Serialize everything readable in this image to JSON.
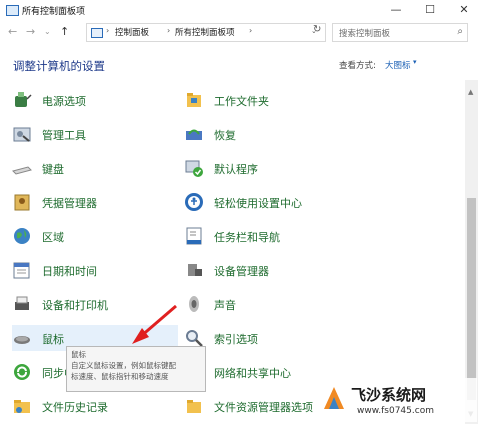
{
  "window": {
    "title": "所有控制面板项",
    "minimize": "—",
    "maximize": "☐",
    "close": "✕"
  },
  "address": {
    "crumbs": [
      "控制面板",
      "所有控制面板项"
    ],
    "refresh": "↻",
    "search_placeholder": "搜索控制面板"
  },
  "header": {
    "title": "调整计算机的设置",
    "view_by_label": "查看方式:",
    "view_by_value": "大图标",
    "caret": "▾"
  },
  "items_left": [
    {
      "label": "电源选项",
      "icon": "power-icon"
    },
    {
      "label": "管理工具",
      "icon": "admin-tools-icon"
    },
    {
      "label": "键盘",
      "icon": "keyboard-icon"
    },
    {
      "label": "凭据管理器",
      "icon": "credential-icon"
    },
    {
      "label": "区域",
      "icon": "globe-icon"
    },
    {
      "label": "日期和时间",
      "icon": "calendar-icon"
    },
    {
      "label": "设备和打印机",
      "icon": "printer-icon"
    },
    {
      "label": "鼠标",
      "icon": "mouse-icon"
    },
    {
      "label": "同步中心",
      "icon": "sync-icon"
    },
    {
      "label": "文件历史记录",
      "icon": "file-history-icon"
    }
  ],
  "items_right": [
    {
      "label": "工作文件夹",
      "icon": "work-folder-icon"
    },
    {
      "label": "恢复",
      "icon": "recovery-icon"
    },
    {
      "label": "默认程序",
      "icon": "default-programs-icon"
    },
    {
      "label": "轻松使用设置中心",
      "icon": "ease-of-access-icon"
    },
    {
      "label": "任务栏和导航",
      "icon": "taskbar-icon"
    },
    {
      "label": "设备管理器",
      "icon": "device-manager-icon"
    },
    {
      "label": "声音",
      "icon": "speaker-icon"
    },
    {
      "label": "索引选项",
      "icon": "index-icon"
    },
    {
      "label": "网络和共享中心",
      "icon": "network-icon"
    },
    {
      "label": "文件资源管理器选项",
      "icon": "explorer-options-icon"
    }
  ],
  "tooltip": {
    "title": "鼠标",
    "line1": "自定义鼠标设置，例如鼠标键配",
    "line2": "标速度、鼠标指针和移动速度"
  },
  "watermark": {
    "name": "飞沙系统网",
    "url": "www.fs0745.com"
  },
  "colors": {
    "link_green": "#1e6b2e",
    "heading_blue": "#1e3a8a",
    "accent_blue": "#1a5fb4",
    "arrow_red": "#e02020",
    "hover_bg": "#e5f0fb"
  }
}
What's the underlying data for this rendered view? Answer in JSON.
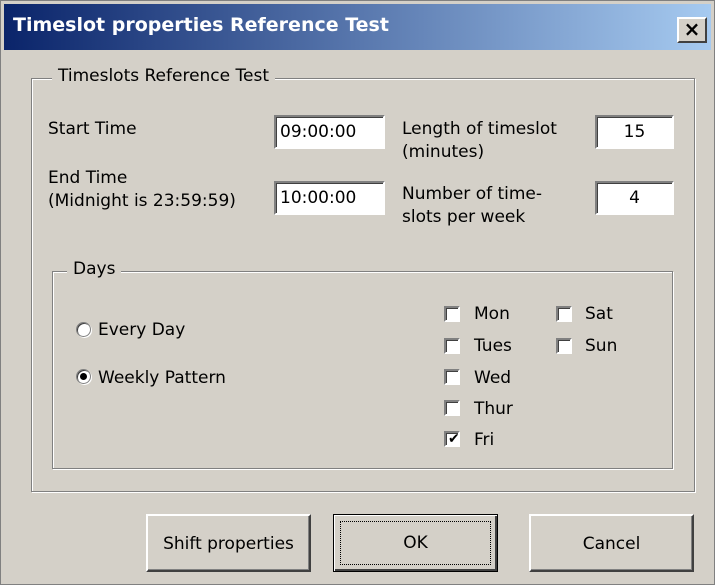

=======

■ Work to complete: Repeat the records in full, exactly as they appear, without the pictures.

■ Exercise answer:
Serialize everything readable in this image to JSON.
{
  "window": {
    "title": "所有控制面板项",
    "minimize": "—",
    "maximize": "☐",
    "close": "✕"
  },
  "address": {
    "crumbs": [
      "控制面板",
      "所有控制面板项"
    ],
    "refresh": "↻",
    "search_placeholder": "搜索控制面板"
  },
  "header": {
    "title": "调整计算机的设置",
    "view_by_label": "查看方式:",
    "view_by_value": "大图标",
    "caret": "▾"
  },
  "items_left": [
    {
      "label": "电源选项",
      "icon": "power-icon"
    },
    {
      "label": "管理工具",
      "icon": "admin-tools-icon"
    },
    {
      "label": "键盘",
      "icon": "keyboard-icon"
    },
    {
      "label": "凭据管理器",
      "icon": "credential-icon"
    },
    {
      "label": "区域",
      "icon": "globe-icon"
    },
    {
      "label": "日期和时间",
      "icon": "calendar-icon"
    },
    {
      "label": "设备和打印机",
      "icon": "printer-icon"
    },
    {
      "label": "鼠标",
      "icon": "mouse-icon"
    },
    {
      "label": "同步中心",
      "icon": "sync-icon"
    },
    {
      "label": "文件历史记录",
      "icon": "file-history-icon"
    }
  ],
  "items_right": [
    {
      "label": "工作文件夹",
      "icon": "work-folder-icon"
    },
    {
      "label": "恢复",
      "icon": "recovery-icon"
    },
    {
      "label": "默认程序",
      "icon": "default-programs-icon"
    },
    {
      "label": "轻松使用设置中心",
      "icon": "ease-of-access-icon"
    },
    {
      "label": "任务栏和导航",
      "icon": "taskbar-icon"
    },
    {
      "label": "设备管理器",
      "icon": "device-manager-icon"
    },
    {
      "label": "声音",
      "icon": "speaker-icon"
    },
    {
      "label": "索引选项",
      "icon": "index-icon"
    },
    {
      "label": "网络和共享中心",
      "icon": "network-icon"
    },
    {
      "label": "文件资源管理器选项",
      "icon": "explorer-options-icon"
    }
  ],
  "tooltip": {
    "title": "鼠标",
    "line1": "自定义鼠标设置，例如鼠标键配",
    "line2": "标速度、鼠标指针和移动速度"
  },
  "watermark": {
    "name": "飞沙系统网",
    "url": "www.fs0745.com"
  },
  "colors": {
    "link_green": "#1e6b2e",
    "heading_blue": "#1e3a8a",
    "accent_blue": "#1a5fb4",
    "arrow_red": "#e02020",
    "hover_bg": "#e5f0fb"
  }
}
What's the underlying data for this rendered view? Answer in JSON.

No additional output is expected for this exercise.